======== Dataset entries ========

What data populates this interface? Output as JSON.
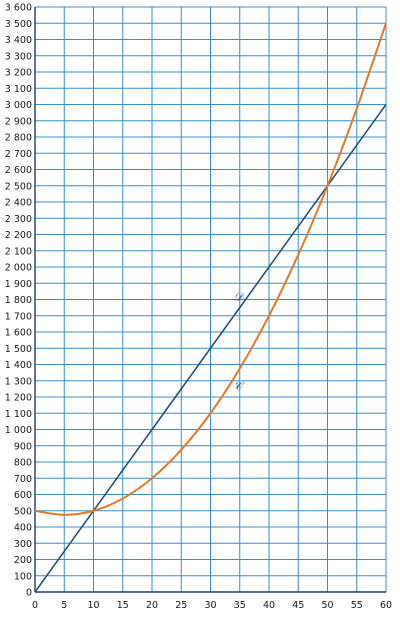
{
  "chart_data": {
    "type": "line",
    "title": "",
    "xlabel": "",
    "ylabel": "",
    "xlim": [
      0,
      60
    ],
    "ylim": [
      0,
      3600
    ],
    "grid": true,
    "x_ticks": [
      0,
      5,
      10,
      15,
      20,
      25,
      30,
      35,
      40,
      45,
      50,
      55,
      60
    ],
    "y_ticks": [
      0,
      100,
      200,
      300,
      400,
      500,
      600,
      700,
      800,
      900,
      1000,
      1100,
      1200,
      1300,
      1400,
      1500,
      1600,
      1700,
      1800,
      1900,
      2000,
      2100,
      2200,
      2300,
      2400,
      2500,
      2600,
      2700,
      2800,
      2900,
      3000,
      3100,
      3200,
      3300,
      3400,
      3500,
      3600
    ],
    "x_tick_labels": [
      "0",
      "5",
      "10",
      "15",
      "20",
      "25",
      "30",
      "35",
      "40",
      "45",
      "50",
      "55",
      "60"
    ],
    "y_tick_labels": [
      "0",
      "100",
      "200",
      "300",
      "400",
      "500",
      "600",
      "700",
      "800",
      "900",
      "1 000",
      "1 100",
      "1 200",
      "1 300",
      "1 400",
      "1 500",
      "1 600",
      "1 700",
      "1 800",
      "1 900",
      "2 000",
      "2 100",
      "2 200",
      "2 300",
      "2 400",
      "2 500",
      "2 600",
      "2 700",
      "2 800",
      "2 900",
      "3 000",
      "3 100",
      "3 200",
      "3 300",
      "3 400",
      "3 500",
      "3 600"
    ],
    "series": [
      {
        "name": "𝒟",
        "color": "#1f4e79",
        "x": [
          0,
          10,
          20,
          30,
          40,
          50,
          60
        ],
        "y": [
          0,
          500,
          1000,
          1500,
          2000,
          2500,
          3000
        ],
        "label_at": [
          35,
          1820
        ]
      },
      {
        "name": "𝒞",
        "color": "#e07b2a",
        "x": [
          0,
          5,
          10,
          15,
          20,
          25,
          30,
          35,
          40,
          45,
          50,
          55,
          60
        ],
        "y": [
          500,
          475,
          500,
          575,
          700,
          875,
          1100,
          1375,
          1700,
          2075,
          2500,
          2975,
          3500
        ],
        "label_at": [
          35,
          1270
        ]
      }
    ]
  }
}
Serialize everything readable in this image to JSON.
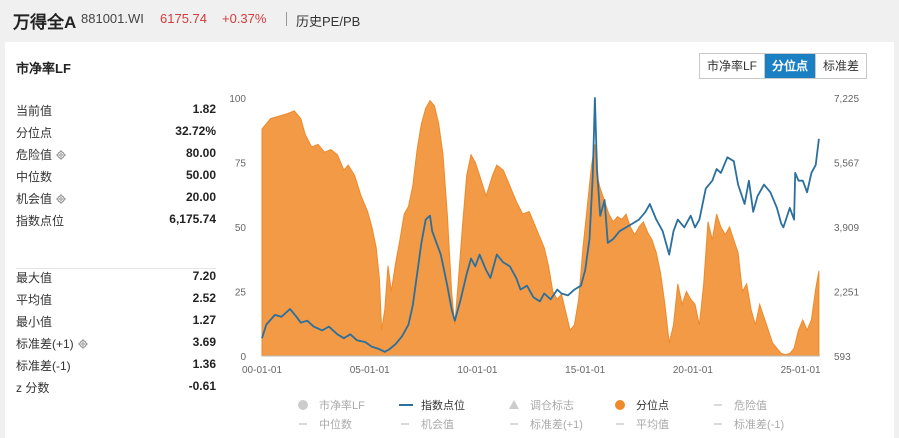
{
  "header": {
    "name": "万得全A",
    "code": "881001.WI",
    "price": "6175.74",
    "change": "+0.37%",
    "link": "历史PE/PB"
  },
  "panel": {
    "title": "市净率LF",
    "tabs": [
      "市净率LF",
      "分位点",
      "标准差"
    ],
    "active_tab": 1
  },
  "stats_top": [
    {
      "label": "当前值",
      "value": "1.82",
      "gear": false
    },
    {
      "label": "分位点",
      "value": "32.72%",
      "gear": false
    },
    {
      "label": "危险值",
      "value": "80.00",
      "gear": true
    },
    {
      "label": "中位数",
      "value": "50.00",
      "gear": false
    },
    {
      "label": "机会值",
      "value": "20.00",
      "gear": true
    },
    {
      "label": "指数点位",
      "value": "6,175.74",
      "gear": false
    }
  ],
  "stats_bottom": [
    {
      "label": "最大值",
      "value": "7.20",
      "gear": false
    },
    {
      "label": "平均值",
      "value": "2.52",
      "gear": false
    },
    {
      "label": "最小值",
      "value": "1.27",
      "gear": false
    },
    {
      "label": "标准差(+1)",
      "value": "3.69",
      "gear": true
    },
    {
      "label": "标准差(-1)",
      "value": "1.36",
      "gear": false
    },
    {
      "label": "z 分数",
      "value": "-0.61",
      "gear": false
    }
  ],
  "colors": {
    "percentile_fill": "#f29a45",
    "percentile_line": "#ee8a2a",
    "index_line": "#2a6f9e",
    "accent_tab": "#1b7fc4",
    "price_red": "#d23b3b"
  },
  "chart_data": {
    "type": "area",
    "x_ticks": [
      "00-01-01",
      "05-01-01",
      "10-01-01",
      "15-01-01",
      "20-01-01",
      "25-01-01"
    ],
    "x_range": [
      2000.0,
      2025.9
    ],
    "y_left_ticks": [
      0,
      25,
      50,
      75,
      100
    ],
    "y_left_range": [
      0,
      100
    ],
    "y_right_ticks": [
      "593",
      "2,251",
      "3,909",
      "5,567",
      "7,225"
    ],
    "y_right_range": [
      593,
      7225
    ],
    "series": [
      {
        "name": "分位点",
        "axis": "left",
        "points": [
          [
            2000.0,
            88
          ],
          [
            2000.4,
            92
          ],
          [
            2000.8,
            93
          ],
          [
            2001.2,
            94
          ],
          [
            2001.5,
            95
          ],
          [
            2001.8,
            92
          ],
          [
            2002.0,
            86
          ],
          [
            2002.3,
            81
          ],
          [
            2002.6,
            82
          ],
          [
            2002.9,
            79
          ],
          [
            2003.2,
            80
          ],
          [
            2003.5,
            78
          ],
          [
            2003.8,
            72
          ],
          [
            2004.0,
            74
          ],
          [
            2004.3,
            70
          ],
          [
            2004.6,
            62
          ],
          [
            2004.9,
            56
          ],
          [
            2005.1,
            50
          ],
          [
            2005.3,
            42
          ],
          [
            2005.45,
            30
          ],
          [
            2005.55,
            10
          ],
          [
            2005.7,
            18
          ],
          [
            2005.85,
            35
          ],
          [
            2006.0,
            25
          ],
          [
            2006.2,
            36
          ],
          [
            2006.4,
            45
          ],
          [
            2006.6,
            55
          ],
          [
            2006.8,
            58
          ],
          [
            2007.0,
            66
          ],
          [
            2007.2,
            80
          ],
          [
            2007.4,
            90
          ],
          [
            2007.6,
            96
          ],
          [
            2007.8,
            99
          ],
          [
            2008.0,
            97
          ],
          [
            2008.2,
            90
          ],
          [
            2008.4,
            78
          ],
          [
            2008.6,
            55
          ],
          [
            2008.8,
            25
          ],
          [
            2008.95,
            12
          ],
          [
            2009.1,
            28
          ],
          [
            2009.3,
            50
          ],
          [
            2009.5,
            70
          ],
          [
            2009.7,
            78
          ],
          [
            2009.9,
            75
          ],
          [
            2010.1,
            70
          ],
          [
            2010.4,
            62
          ],
          [
            2010.7,
            70
          ],
          [
            2010.9,
            74
          ],
          [
            2011.2,
            72
          ],
          [
            2011.5,
            66
          ],
          [
            2011.8,
            60
          ],
          [
            2012.1,
            55
          ],
          [
            2012.4,
            56
          ],
          [
            2012.7,
            50
          ],
          [
            2012.9,
            46
          ],
          [
            2013.1,
            42
          ],
          [
            2013.3,
            35
          ],
          [
            2013.5,
            25
          ],
          [
            2013.7,
            22
          ],
          [
            2013.9,
            24
          ],
          [
            2014.1,
            17
          ],
          [
            2014.3,
            10
          ],
          [
            2014.5,
            12
          ],
          [
            2014.7,
            22
          ],
          [
            2014.9,
            42
          ],
          [
            2015.1,
            58
          ],
          [
            2015.3,
            74
          ],
          [
            2015.45,
            82
          ],
          [
            2015.55,
            70
          ],
          [
            2015.7,
            65
          ],
          [
            2015.9,
            60
          ],
          [
            2016.1,
            55
          ],
          [
            2016.3,
            52
          ],
          [
            2016.5,
            54
          ],
          [
            2016.7,
            53
          ],
          [
            2016.9,
            55
          ],
          [
            2017.1,
            50
          ],
          [
            2017.3,
            47
          ],
          [
            2017.5,
            50
          ],
          [
            2017.7,
            52
          ],
          [
            2017.9,
            48
          ],
          [
            2018.1,
            45
          ],
          [
            2018.3,
            40
          ],
          [
            2018.5,
            32
          ],
          [
            2018.7,
            20
          ],
          [
            2018.9,
            5
          ],
          [
            2019.1,
            12
          ],
          [
            2019.3,
            28
          ],
          [
            2019.5,
            20
          ],
          [
            2019.7,
            25
          ],
          [
            2019.9,
            22
          ],
          [
            2020.1,
            20
          ],
          [
            2020.3,
            12
          ],
          [
            2020.5,
            28
          ],
          [
            2020.7,
            52
          ],
          [
            2020.9,
            45
          ],
          [
            2021.1,
            55
          ],
          [
            2021.3,
            50
          ],
          [
            2021.5,
            47
          ],
          [
            2021.7,
            50
          ],
          [
            2021.9,
            45
          ],
          [
            2022.1,
            40
          ],
          [
            2022.3,
            25
          ],
          [
            2022.5,
            28
          ],
          [
            2022.7,
            18
          ],
          [
            2022.9,
            12
          ],
          [
            2023.1,
            20
          ],
          [
            2023.3,
            15
          ],
          [
            2023.5,
            10
          ],
          [
            2023.7,
            5
          ],
          [
            2023.9,
            3
          ],
          [
            2024.1,
            1
          ],
          [
            2024.3,
            0.5
          ],
          [
            2024.5,
            1
          ],
          [
            2024.7,
            3
          ],
          [
            2024.9,
            10
          ],
          [
            2025.1,
            14
          ],
          [
            2025.3,
            10
          ],
          [
            2025.5,
            14
          ],
          [
            2025.7,
            26
          ],
          [
            2025.85,
            33
          ]
        ]
      },
      {
        "name": "指数点位",
        "axis": "right",
        "points": [
          [
            2000.0,
            1050
          ],
          [
            2000.2,
            1400
          ],
          [
            2000.6,
            1650
          ],
          [
            2000.9,
            1600
          ],
          [
            2001.3,
            1800
          ],
          [
            2001.6,
            1600
          ],
          [
            2001.8,
            1450
          ],
          [
            2002.1,
            1500
          ],
          [
            2002.4,
            1350
          ],
          [
            2002.8,
            1250
          ],
          [
            2003.1,
            1350
          ],
          [
            2003.5,
            1150
          ],
          [
            2003.8,
            1050
          ],
          [
            2004.1,
            1150
          ],
          [
            2004.4,
            1000
          ],
          [
            2004.8,
            950
          ],
          [
            2005.1,
            830
          ],
          [
            2005.4,
            780
          ],
          [
            2005.7,
            700
          ],
          [
            2005.9,
            760
          ],
          [
            2006.2,
            900
          ],
          [
            2006.5,
            1100
          ],
          [
            2006.8,
            1400
          ],
          [
            2007.0,
            1900
          ],
          [
            2007.2,
            2700
          ],
          [
            2007.4,
            3500
          ],
          [
            2007.6,
            4100
          ],
          [
            2007.8,
            4200
          ],
          [
            2007.9,
            3800
          ],
          [
            2008.1,
            3500
          ],
          [
            2008.3,
            3200
          ],
          [
            2008.6,
            2400
          ],
          [
            2008.8,
            1800
          ],
          [
            2008.95,
            1500
          ],
          [
            2009.2,
            2000
          ],
          [
            2009.5,
            2700
          ],
          [
            2009.7,
            3100
          ],
          [
            2009.9,
            2900
          ],
          [
            2010.1,
            3200
          ],
          [
            2010.4,
            2800
          ],
          [
            2010.6,
            2600
          ],
          [
            2010.9,
            3200
          ],
          [
            2011.2,
            3000
          ],
          [
            2011.5,
            2900
          ],
          [
            2011.8,
            2600
          ],
          [
            2012.0,
            2300
          ],
          [
            2012.3,
            2400
          ],
          [
            2012.6,
            2100
          ],
          [
            2012.9,
            2000
          ],
          [
            2013.1,
            2200
          ],
          [
            2013.4,
            2050
          ],
          [
            2013.7,
            2300
          ],
          [
            2013.9,
            2200
          ],
          [
            2014.2,
            2150
          ],
          [
            2014.5,
            2300
          ],
          [
            2014.8,
            2400
          ],
          [
            2015.0,
            2800
          ],
          [
            2015.2,
            3600
          ],
          [
            2015.35,
            5200
          ],
          [
            2015.45,
            7225
          ],
          [
            2015.55,
            5400
          ],
          [
            2015.7,
            4200
          ],
          [
            2015.9,
            4600
          ],
          [
            2016.05,
            3500
          ],
          [
            2016.3,
            3600
          ],
          [
            2016.6,
            3800
          ],
          [
            2016.9,
            3900
          ],
          [
            2017.2,
            4000
          ],
          [
            2017.5,
            4100
          ],
          [
            2017.8,
            4300
          ],
          [
            2018.0,
            4500
          ],
          [
            2018.3,
            4100
          ],
          [
            2018.6,
            3800
          ],
          [
            2018.9,
            3200
          ],
          [
            2019.1,
            3800
          ],
          [
            2019.3,
            4100
          ],
          [
            2019.6,
            3900
          ],
          [
            2019.9,
            4200
          ],
          [
            2020.1,
            3900
          ],
          [
            2020.3,
            4100
          ],
          [
            2020.6,
            4900
          ],
          [
            2020.9,
            5100
          ],
          [
            2021.1,
            5400
          ],
          [
            2021.3,
            5300
          ],
          [
            2021.6,
            5700
          ],
          [
            2021.9,
            5600
          ],
          [
            2022.1,
            5000
          ],
          [
            2022.4,
            4500
          ],
          [
            2022.6,
            5100
          ],
          [
            2022.8,
            4300
          ],
          [
            2023.0,
            4700
          ],
          [
            2023.3,
            5000
          ],
          [
            2023.6,
            4800
          ],
          [
            2023.9,
            4400
          ],
          [
            2024.1,
            4000
          ],
          [
            2024.2,
            3900
          ],
          [
            2024.5,
            4400
          ],
          [
            2024.7,
            4100
          ],
          [
            2024.75,
            5300
          ],
          [
            2024.9,
            5100
          ],
          [
            2025.1,
            5100
          ],
          [
            2025.3,
            4800
          ],
          [
            2025.5,
            5300
          ],
          [
            2025.7,
            5500
          ],
          [
            2025.85,
            6176
          ]
        ]
      }
    ],
    "legend": [
      "市净率LF",
      "指数点位",
      "调仓标志",
      "分位点",
      "危险值",
      "中位数",
      "机会值",
      "标准差(+1)",
      "平均值",
      "标准差(-1)"
    ],
    "legend_active": [
      "指数点位",
      "分位点"
    ],
    "legend_position": "bottom"
  }
}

========

Show the lines of the records that include the string "value".

• Problem solution:
      "value": "1.82",
      "value": "32.72%",
      "value": "80.00",
      "value": "50.00",
      "value": "20.00",
      "value": "6,175.74",
      "value": "7.20",
      "value": "2.52",
      "value": "1.27",
      "value": "3.69",
      "value": "1.36",
      "value": "-0.61",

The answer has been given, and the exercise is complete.